-- begin PAGE --

# Tallow crop washout



## sakhoney (Apr 3, 2016)

Well - just how bad did we get washed out this year?


----------



## Keith Jarrett (Dec 10, 2006)

You don't know?


----------



## marshmasterpat (Jun 26, 2013)

Curious to hear how the big guys did with tallow.


----------



## beepro (Dec 31, 2012)

As long as there is rain you will not see any harvest.
Bees don't come out on the rains, you know.
Don't know for sure until it is all over. Be ready to feed them just
in case.


----------



## Keith Jarrett (Dec 10, 2006)

Thanks for your advise, Pro.


----------



## beepro (Dec 31, 2012)

Thanks, Keith.
Now is your chance to ship him a pallet or 2 of those
fine subs of yours. I'm sure Sak doesn't mind that either for the
right price.


----------



## wildbranch2007 (Dec 3, 2008)

Keith Jarrett said:


> You don't know?


post #2 explains why he doesn't know.

http://www.beesource.com/forums/showthread.php?326077-Honey-flow-needed-new-target-source-needed


----------



## RichardsonTX (Jul 3, 2011)

-- end PAGE --
-- begin PROVIDED RECORDS --

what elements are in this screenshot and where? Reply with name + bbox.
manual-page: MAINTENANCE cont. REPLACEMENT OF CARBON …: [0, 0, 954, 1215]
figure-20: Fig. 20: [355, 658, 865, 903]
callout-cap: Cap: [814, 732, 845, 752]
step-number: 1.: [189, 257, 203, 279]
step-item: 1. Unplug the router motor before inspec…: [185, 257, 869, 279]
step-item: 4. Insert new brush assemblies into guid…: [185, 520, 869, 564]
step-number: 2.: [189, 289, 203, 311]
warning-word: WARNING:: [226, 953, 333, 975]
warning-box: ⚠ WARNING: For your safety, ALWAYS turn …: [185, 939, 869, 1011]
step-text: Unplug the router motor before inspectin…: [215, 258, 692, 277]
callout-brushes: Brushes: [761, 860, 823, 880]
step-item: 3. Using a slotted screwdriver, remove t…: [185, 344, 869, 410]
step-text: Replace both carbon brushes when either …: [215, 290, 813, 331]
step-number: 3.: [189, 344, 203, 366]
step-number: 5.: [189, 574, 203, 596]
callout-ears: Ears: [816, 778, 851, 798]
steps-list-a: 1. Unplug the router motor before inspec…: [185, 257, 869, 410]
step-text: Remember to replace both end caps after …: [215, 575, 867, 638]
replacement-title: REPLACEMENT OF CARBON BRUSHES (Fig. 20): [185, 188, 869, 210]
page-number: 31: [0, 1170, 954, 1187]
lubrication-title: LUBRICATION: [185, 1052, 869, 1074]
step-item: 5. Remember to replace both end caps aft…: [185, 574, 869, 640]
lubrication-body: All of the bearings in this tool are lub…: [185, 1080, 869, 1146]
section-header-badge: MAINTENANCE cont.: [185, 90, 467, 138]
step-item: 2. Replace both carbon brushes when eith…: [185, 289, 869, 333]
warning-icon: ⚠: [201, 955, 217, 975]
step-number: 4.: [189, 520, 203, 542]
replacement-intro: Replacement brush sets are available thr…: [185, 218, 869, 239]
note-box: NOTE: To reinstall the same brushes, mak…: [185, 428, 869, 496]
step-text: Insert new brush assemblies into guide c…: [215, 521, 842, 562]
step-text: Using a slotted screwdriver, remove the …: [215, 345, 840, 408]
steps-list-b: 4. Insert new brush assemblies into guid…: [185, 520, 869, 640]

-- end PROVIDED RECORDS --

:: REQUEST A ::
Reproduce the listing word for word, starting at its first line and ending with the line that contains "step-number: 5.: [189, 574, 203, 596]".
:: REQUEST B ::
Continue the forum thread about the tallow crop washout from the point where it stops.

:: WRITTEN ANSWER A ::
what elements are in this screenshot and where? Reply with name + bbox.
manual-page: MAINTENANCE cont. REPLACEMENT OF CARBON …: [0, 0, 954, 1215]
figure-20: Fig. 20: [355, 658, 865, 903]
callout-cap: Cap: [814, 732, 845, 752]
step-number: 1.: [189, 257, 203, 279]
step-item: 1. Unplug the router motor before inspec…: [185, 257, 869, 279]
step-item: 4. Insert new brush assemblies into guid…: [185, 520, 869, 564]
step-number: 2.: [189, 289, 203, 311]
warning-word: WARNING:: [226, 953, 333, 975]
warning-box: ⚠ WARNING: For your safety, ALWAYS turn …: [185, 939, 869, 1011]
step-text: Unplug the router motor before inspectin…: [215, 258, 692, 277]
callout-brushes: Brushes: [761, 860, 823, 880]
step-item: 3. Using a slotted screwdriver, remove t…: [185, 344, 869, 410]
step-text: Replace both carbon brushes when either …: [215, 290, 813, 331]
step-number: 3.: [189, 344, 203, 366]
step-number: 5.: [189, 574, 203, 596]

:: WRITTEN ANSWER B ::
It's not just southeast TX getting washed out. It's pretty much everything from the Brazos River and east of there in Texas. That all flows into southeast Texas but even strong hives in my area are way behind. The progress they make as they have spurts of sunshine is impressive though and this week is suppose to be all sunshine, then back to more days of rain.


----------



## sakhoney (Apr 3, 2016)

Thanks Richardson - Tallow should be finishing up if it hasn't already. Looks like the same as last year where the rain washed off the crop. I had to go to work right at the start of the flow but I did get my supers on.
Now to Keith - No I don't know - I also have a real job that allows me to support my beekeeping habit - anyway you also run tallow bees - Or just giving advise from California.
Beepro - I hear ya on the rain thing. I'm sure they made enough to feed there self as I did see before getting on the plane on most hives - 2 or 3 medium supers full.
Anyway - would like to hear from some of the other big boys - what the crop looked like.


----------



## Keith Jarrett (Dec 10, 2006)

sakhoney said:


> - anyway you also run tallow bees - Or just giving advise from California.
> .


Bees are there, if they don't float away.


----------



## sakhoney (Apr 3, 2016)

I hear ya - have you had a chance to see what they done yet? - kinda hard to fly with those waders on - where ya have them - anywhere close to Beaumont?


----------



## beepro (Dec 31, 2012)

Ah, Sak, did you put your bees on the higher ground before you go?
And did you anchor them down just in case also? I don't like seeing floating
hives, you know. Maybe someone can go take a look at them.


----------



## RichardsonTX (Jul 3, 2011)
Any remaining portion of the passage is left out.